=== Aim of the task ===
Word for word, restate each of the entries below, and drop every picture.

=== Begin Enclosure ===

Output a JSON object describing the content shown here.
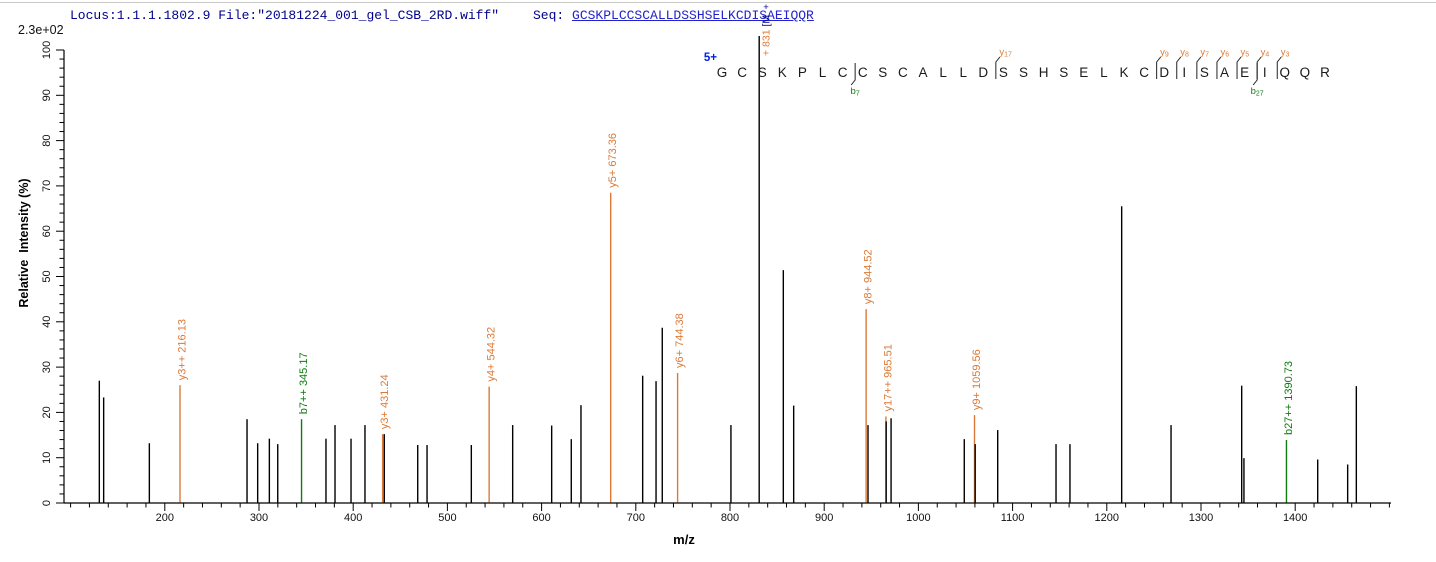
{
  "header": {
    "locus_file": "Locus:1.1.1.1802.9 File:\"20181224_001_gel_CSB_2RD.wiff\"",
    "seq_prefix": "Seq: ",
    "sequence_link": "GCSKPLCCSCALLDSSHSELKCDISAEIQQR"
  },
  "y_axis": {
    "scale_label": "2.3e+02",
    "title": "Relative  Intensity (%)",
    "major_ticks": [
      0,
      10,
      20,
      30,
      40,
      50,
      60,
      70,
      80,
      90,
      100
    ],
    "minor_step": 2,
    "range": [
      0,
      100
    ]
  },
  "x_axis": {
    "title": "m/z",
    "major_ticks": [
      200,
      300,
      400,
      500,
      600,
      700,
      800,
      900,
      1000,
      1100,
      1200,
      1300,
      1400
    ],
    "minor_step": 20,
    "range": [
      93,
      1500
    ]
  },
  "precursor": {
    "charge_label": "5+",
    "mz": 831,
    "intensity_pct": 100,
    "rot_label_orange": "+ 831 ",
    "rot_label_navy": "[M",
    "label_top": "+"
  },
  "peptide": {
    "sequence": "GCSKPLCCSCALLDSSHSELKCDISAEIQQR",
    "precursor_divider_after_residue": 2,
    "y_ion_markers": [
      {
        "label": "y17",
        "after_residue": 14
      },
      {
        "label": "y9",
        "after_residue": 22
      },
      {
        "label": "y8",
        "after_residue": 23
      },
      {
        "label": "y7",
        "after_residue": 24
      },
      {
        "label": "y6",
        "after_residue": 25
      },
      {
        "label": "y5",
        "after_residue": 26
      },
      {
        "label": "y4",
        "after_residue": 27
      },
      {
        "label": "y3",
        "after_residue": 28
      }
    ],
    "b_ion_markers": [
      {
        "label": "b7",
        "after_residue": 7
      },
      {
        "label": "b27",
        "after_residue": 27
      }
    ]
  },
  "colors": {
    "y_ion": "#DB7A38",
    "b_ion": "#0E7C0E",
    "unassigned": "#000000",
    "header_navy": "#00008B",
    "sequence_blue": "#2222CC",
    "charge_blue": "#0022DD"
  },
  "chart_data": {
    "type": "bar",
    "title": "MS/MS fragment spectrum",
    "xlabel": "m/z",
    "ylabel": "Relative  Intensity (%)",
    "xlim": [
      93,
      1500
    ],
    "ylim": [
      0,
      100
    ],
    "grid": false,
    "peaks": [
      {
        "mz": 130.5,
        "pct": 27.0,
        "ion": null,
        "label": null
      },
      {
        "mz": 135.1,
        "pct": 23.3,
        "ion": null,
        "label": null
      },
      {
        "mz": 183.6,
        "pct": 13.2,
        "ion": null,
        "label": null
      },
      {
        "mz": 216.13,
        "pct": 26.0,
        "ion": "y",
        "label": "y3++ 216.13"
      },
      {
        "mz": 287.3,
        "pct": 18.5,
        "ion": null,
        "label": null
      },
      {
        "mz": 298.6,
        "pct": 13.2,
        "ion": null,
        "label": null
      },
      {
        "mz": 311.0,
        "pct": 14.2,
        "ion": null,
        "label": null
      },
      {
        "mz": 319.9,
        "pct": 13.0,
        "ion": null,
        "label": null
      },
      {
        "mz": 345.17,
        "pct": 18.5,
        "ion": "b",
        "label": "b7++ 345.17"
      },
      {
        "mz": 371.1,
        "pct": 14.2,
        "ion": null,
        "label": null
      },
      {
        "mz": 380.7,
        "pct": 17.2,
        "ion": null,
        "label": null
      },
      {
        "mz": 397.7,
        "pct": 14.2,
        "ion": null,
        "label": null
      },
      {
        "mz": 412.5,
        "pct": 17.2,
        "ion": null,
        "label": null
      },
      {
        "mz": 431.24,
        "pct": 15.2,
        "ion": "y",
        "label": "y3+ 431.24"
      },
      {
        "mz": 433.0,
        "pct": 15.2,
        "ion": null,
        "label": null
      },
      {
        "mz": 468.5,
        "pct": 12.8,
        "ion": null,
        "label": null
      },
      {
        "mz": 478.4,
        "pct": 12.8,
        "ion": null,
        "label": null
      },
      {
        "mz": 525.4,
        "pct": 12.8,
        "ion": null,
        "label": null
      },
      {
        "mz": 544.32,
        "pct": 25.7,
        "ion": "y",
        "label": "y4+ 544.32"
      },
      {
        "mz": 569.3,
        "pct": 17.2,
        "ion": null,
        "label": null
      },
      {
        "mz": 610.7,
        "pct": 17.1,
        "ion": null,
        "label": null
      },
      {
        "mz": 631.5,
        "pct": 14.1,
        "ion": null,
        "label": null
      },
      {
        "mz": 641.8,
        "pct": 21.6,
        "ion": null,
        "label": null
      },
      {
        "mz": 673.36,
        "pct": 68.5,
        "ion": "y",
        "label": "y5+ 673.36"
      },
      {
        "mz": 707.3,
        "pct": 28.1,
        "ion": null,
        "label": null
      },
      {
        "mz": 721.5,
        "pct": 26.9,
        "ion": null,
        "label": null
      },
      {
        "mz": 728.1,
        "pct": 38.7,
        "ion": null,
        "label": null
      },
      {
        "mz": 744.38,
        "pct": 28.7,
        "ion": "y",
        "label": "y6+ 744.38"
      },
      {
        "mz": 801.0,
        "pct": 17.2,
        "ion": null,
        "label": null
      },
      {
        "mz": 831.0,
        "pct": 100.0,
        "ion": "precursor",
        "label": null
      },
      {
        "mz": 856.6,
        "pct": 51.4,
        "ion": null,
        "label": null
      },
      {
        "mz": 867.6,
        "pct": 21.5,
        "ion": null,
        "label": null
      },
      {
        "mz": 944.52,
        "pct": 42.8,
        "ion": "y",
        "label": "y8+ 944.52"
      },
      {
        "mz": 946.5,
        "pct": 17.2,
        "ion": null,
        "label": null
      },
      {
        "mz": 965.51,
        "pct": 19.1,
        "ion": "y",
        "label": "y17++ 965.51"
      },
      {
        "mz": 965.8,
        "pct": 18.0,
        "ion": null,
        "label": null
      },
      {
        "mz": 971.0,
        "pct": 18.7,
        "ion": null,
        "label": null
      },
      {
        "mz": 1048.7,
        "pct": 14.1,
        "ion": null,
        "label": null
      },
      {
        "mz": 1059.56,
        "pct": 19.4,
        "ion": "y",
        "label": "y9+ 1059.56"
      },
      {
        "mz": 1060.3,
        "pct": 13.0,
        "ion": null,
        "label": null
      },
      {
        "mz": 1084.2,
        "pct": 16.1,
        "ion": null,
        "label": null
      },
      {
        "mz": 1146.1,
        "pct": 13.0,
        "ion": null,
        "label": null
      },
      {
        "mz": 1160.9,
        "pct": 13.0,
        "ion": null,
        "label": null
      },
      {
        "mz": 1215.8,
        "pct": 65.5,
        "ion": null,
        "label": null
      },
      {
        "mz": 1268.2,
        "pct": 17.2,
        "ion": null,
        "label": null
      },
      {
        "mz": 1343.2,
        "pct": 25.9,
        "ion": null,
        "label": null
      },
      {
        "mz": 1345.6,
        "pct": 9.9,
        "ion": null,
        "label": null
      },
      {
        "mz": 1390.73,
        "pct": 13.9,
        "ion": "b",
        "label": "b27++ 1390.73"
      },
      {
        "mz": 1423.9,
        "pct": 9.6,
        "ion": null,
        "label": null
      },
      {
        "mz": 1455.7,
        "pct": 8.5,
        "ion": null,
        "label": null
      },
      {
        "mz": 1464.9,
        "pct": 25.8,
        "ion": null,
        "label": null
      }
    ]
  }
}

=== End Enclosure ===

=== Written response ===
Output a JSON object describing the content shown here.
{
  "header": {
    "locus_file": "Locus:1.1.1.1802.9 File:\"20181224_001_gel_CSB_2RD.wiff\"",
    "seq_prefix": "Seq: ",
    "sequence_link": "GCSKPLCCSCALLDSSHSELKCDISAEIQQR"
  },
  "y_axis": {
    "scale_label": "2.3e+02",
    "title": "Relative  Intensity (%)",
    "major_ticks": [
      0,
      10,
      20,
      30,
      40,
      50,
      60,
      70,
      80,
      90,
      100
    ],
    "minor_step": 2,
    "range": [
      0,
      100
    ]
  },
  "x_axis": {
    "title": "m/z",
    "major_ticks": [
      200,
      300,
      400,
      500,
      600,
      700,
      800,
      900,
      1000,
      1100,
      1200,
      1300,
      1400
    ],
    "minor_step": 20,
    "range": [
      93,
      1500
    ]
  },
  "precursor": {
    "charge_label": "5+",
    "mz": 831,
    "intensity_pct": 100,
    "rot_label_orange": "+ 831 ",
    "rot_label_navy": "[M",
    "label_top": "+"
  },
  "peptide": {
    "sequence": "GCSKPLCCSCALLDSSHSELKCDISAEIQQR",
    "precursor_divider_after_residue": 2,
    "y_ion_markers": [
      {
        "label": "y17",
        "after_residue": 14
      },
      {
        "label": "y9",
        "after_residue": 22
      },
      {
        "label": "y8",
        "after_residue": 23
      },
      {
        "label": "y7",
        "after_residue": 24
      },
      {
        "label": "y6",
        "after_residue": 25
      },
      {
        "label": "y5",
        "after_residue": 26
      },
      {
        "label": "y4",
        "after_residue": 27
      },
      {
        "label": "y3",
        "after_residue": 28
      }
    ],
    "b_ion_markers": [
      {
        "label": "b7",
        "after_residue": 7
      },
      {
        "label": "b27",
        "after_residue": 27
      }
    ]
  },
  "colors": {
    "y_ion": "#DB7A38",
    "b_ion": "#0E7C0E",
    "unassigned": "#000000",
    "header_navy": "#00008B",
    "sequence_blue": "#2222CC",
    "charge_blue": "#0022DD"
  },
  "chart_data": {
    "type": "bar",
    "title": "MS/MS fragment spectrum",
    "xlabel": "m/z",
    "ylabel": "Relative  Intensity (%)",
    "xlim": [
      93,
      1500
    ],
    "ylim": [
      0,
      100
    ],
    "grid": false,
    "peaks": [
      {
        "mz": 130.5,
        "pct": 27.0,
        "ion": null,
        "label": null
      },
      {
        "mz": 135.1,
        "pct": 23.3,
        "ion": null,
        "label": null
      },
      {
        "mz": 183.6,
        "pct": 13.2,
        "ion": null,
        "label": null
      },
      {
        "mz": 216.13,
        "pct": 26.0,
        "ion": "y",
        "label": "y3++ 216.13"
      },
      {
        "mz": 287.3,
        "pct": 18.5,
        "ion": null,
        "label": null
      },
      {
        "mz": 298.6,
        "pct": 13.2,
        "ion": null,
        "label": null
      },
      {
        "mz": 311.0,
        "pct": 14.2,
        "ion": null,
        "label": null
      },
      {
        "mz": 319.9,
        "pct": 13.0,
        "ion": null,
        "label": null
      },
      {
        "mz": 345.17,
        "pct": 18.5,
        "ion": "b",
        "label": "b7++ 345.17"
      },
      {
        "mz": 371.1,
        "pct": 14.2,
        "ion": null,
        "label": null
      },
      {
        "mz": 380.7,
        "pct": 17.2,
        "ion": null,
        "label": null
      },
      {
        "mz": 397.7,
        "pct": 14.2,
        "ion": null,
        "label": null
      },
      {
        "mz": 412.5,
        "pct": 17.2,
        "ion": null,
        "label": null
      },
      {
        "mz": 431.24,
        "pct": 15.2,
        "ion": "y",
        "label": "y3+ 431.24"
      },
      {
        "mz": 433.0,
        "pct": 15.2,
        "ion": null,
        "label": null
      },
      {
        "mz": 468.5,
        "pct": 12.8,
        "ion": null,
        "label": null
      },
      {
        "mz": 478.4,
        "pct": 12.8,
        "ion": null,
        "label": null
      },
      {
        "mz": 525.4,
        "pct": 12.8,
        "ion": null,
        "label": null
      },
      {
        "mz": 544.32,
        "pct": 25.7,
        "ion": "y",
        "label": "y4+ 544.32"
      },
      {
        "mz": 569.3,
        "pct": 17.2,
        "ion": null,
        "label": null
      },
      {
        "mz": 610.7,
        "pct": 17.1,
        "ion": null,
        "label": null
      },
      {
        "mz": 631.5,
        "pct": 14.1,
        "ion": null,
        "label": null
      },
      {
        "mz": 641.8,
        "pct": 21.6,
        "ion": null,
        "label": null
      },
      {
        "mz": 673.36,
        "pct": 68.5,
        "ion": "y",
        "label": "y5+ 673.36"
      },
      {
        "mz": 707.3,
        "pct": 28.1,
        "ion": null,
        "label": null
      },
      {
        "mz": 721.5,
        "pct": 26.9,
        "ion": null,
        "label": null
      },
      {
        "mz": 728.1,
        "pct": 38.7,
        "ion": null,
        "label": null
      },
      {
        "mz": 744.38,
        "pct": 28.7,
        "ion": "y",
        "label": "y6+ 744.38"
      },
      {
        "mz": 801.0,
        "pct": 17.2,
        "ion": null,
        "label": null
      },
      {
        "mz": 831.0,
        "pct": 100.0,
        "ion": "precursor",
        "label": null
      },
      {
        "mz": 856.6,
        "pct": 51.4,
        "ion": null,
        "label": null
      },
      {
        "mz": 867.6,
        "pct": 21.5,
        "ion": null,
        "label": null
      },
      {
        "mz": 944.52,
        "pct": 42.8,
        "ion": "y",
        "label": "y8+ 944.52"
      },
      {
        "mz": 946.5,
        "pct": 17.2,
        "ion": null,
        "label": null
      },
      {
        "mz": 965.51,
        "pct": 19.1,
        "ion": "y",
        "label": "y17++ 965.51"
      },
      {
        "mz": 965.8,
        "pct": 18.0,
        "ion": null,
        "label": null
      },
      {
        "mz": 971.0,
        "pct": 18.7,
        "ion": null,
        "label": null
      },
      {
        "mz": 1048.7,
        "pct": 14.1,
        "ion": null,
        "label": null
      },
      {
        "mz": 1059.56,
        "pct": 19.4,
        "ion": "y",
        "label": "y9+ 1059.56"
      },
      {
        "mz": 1060.3,
        "pct": 13.0,
        "ion": null,
        "label": null
      },
      {
        "mz": 1084.2,
        "pct": 16.1,
        "ion": null,
        "label": null
      },
      {
        "mz": 1146.1,
        "pct": 13.0,
        "ion": null,
        "label": null
      },
      {
        "mz": 1160.9,
        "pct": 13.0,
        "ion": null,
        "label": null
      },
      {
        "mz": 1215.8,
        "pct": 65.5,
        "ion": null,
        "label": null
      },
      {
        "mz": 1268.2,
        "pct": 17.2,
        "ion": null,
        "label": null
      },
      {
        "mz": 1343.2,
        "pct": 25.9,
        "ion": null,
        "label": null
      },
      {
        "mz": 1345.6,
        "pct": 9.9,
        "ion": null,
        "label": null
      },
      {
        "mz": 1390.73,
        "pct": 13.9,
        "ion": "b",
        "label": "b27++ 1390.73"
      },
      {
        "mz": 1423.9,
        "pct": 9.6,
        "ion": null,
        "label": null
      },
      {
        "mz": 1455.7,
        "pct": 8.5,
        "ion": null,
        "label": null
      },
      {
        "mz": 1464.9,
        "pct": 25.8,
        "ion": null,
        "label": null
      }
    ]
  }
}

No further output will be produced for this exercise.